TASK PROMPT — Reproduce the whole listing, character for character.

DATA FOR THE TASK —
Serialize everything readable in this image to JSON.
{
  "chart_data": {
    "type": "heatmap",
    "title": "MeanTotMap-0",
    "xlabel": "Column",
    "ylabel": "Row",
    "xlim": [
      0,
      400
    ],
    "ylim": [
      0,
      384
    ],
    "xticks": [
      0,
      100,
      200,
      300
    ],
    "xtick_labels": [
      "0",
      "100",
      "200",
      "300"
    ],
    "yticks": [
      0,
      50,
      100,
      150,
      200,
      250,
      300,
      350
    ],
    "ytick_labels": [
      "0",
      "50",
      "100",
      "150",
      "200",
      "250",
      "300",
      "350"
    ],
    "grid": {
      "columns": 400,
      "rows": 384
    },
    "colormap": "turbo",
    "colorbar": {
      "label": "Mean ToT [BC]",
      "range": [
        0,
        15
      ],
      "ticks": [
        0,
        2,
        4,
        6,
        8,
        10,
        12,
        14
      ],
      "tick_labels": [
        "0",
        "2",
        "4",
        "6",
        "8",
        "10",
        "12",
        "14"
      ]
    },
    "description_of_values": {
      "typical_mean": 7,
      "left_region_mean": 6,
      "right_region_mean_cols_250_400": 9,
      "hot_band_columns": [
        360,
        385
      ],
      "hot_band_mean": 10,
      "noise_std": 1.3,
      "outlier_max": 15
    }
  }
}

OUTPUT BELOW —
Serialize everything readable in this image to JSON.
{
  "chart_data": {
    "type": "heatmap",
    "title": "MeanTotMap-0",
    "xlabel": "Column",
    "ylabel": "Row",
    "xlim": [
      0,
      400
    ],
    "ylim": [
      0,
      384
    ],
    "xticks": [
      0,
      100,
      200,
      300
    ],
    "xtick_labels": [
      "0",
      "100",
      "200",
      "300"
    ],
    "yticks": [
      0,
      50,
      100,
      150,
      200,
      250,
      300,
      350
    ],
    "ytick_labels": [
      "0",
      "50",
      "100",
      "150",
      "200",
      "250",
      "300",
      "350"
    ],
    "grid": {
      "columns": 400,
      "rows": 384
    },
    "colormap": "turbo",
    "colorbar": {
      "label": "Mean ToT [BC]",
      "range": [
        0,
        15
      ],
      "ticks": [
        0,
        2,
        4,
        6,
        8,
        10,
        12,
        14
      ],
      "tick_labels": [
        "0",
        "2",
        "4",
        "6",
        "8",
        "10",
        "12",
        "14"
      ]
    },
    "description_of_values": {
      "typical_mean": 7,
      "left_region_mean": 6,
      "right_region_mean_cols_250_400": 9,
      "hot_band_columns": [
        360,
        385
      ],
      "hot_band_mean": 10,
      "noise_std": 1.3,
      "outlier_max": 15
    }
  }
}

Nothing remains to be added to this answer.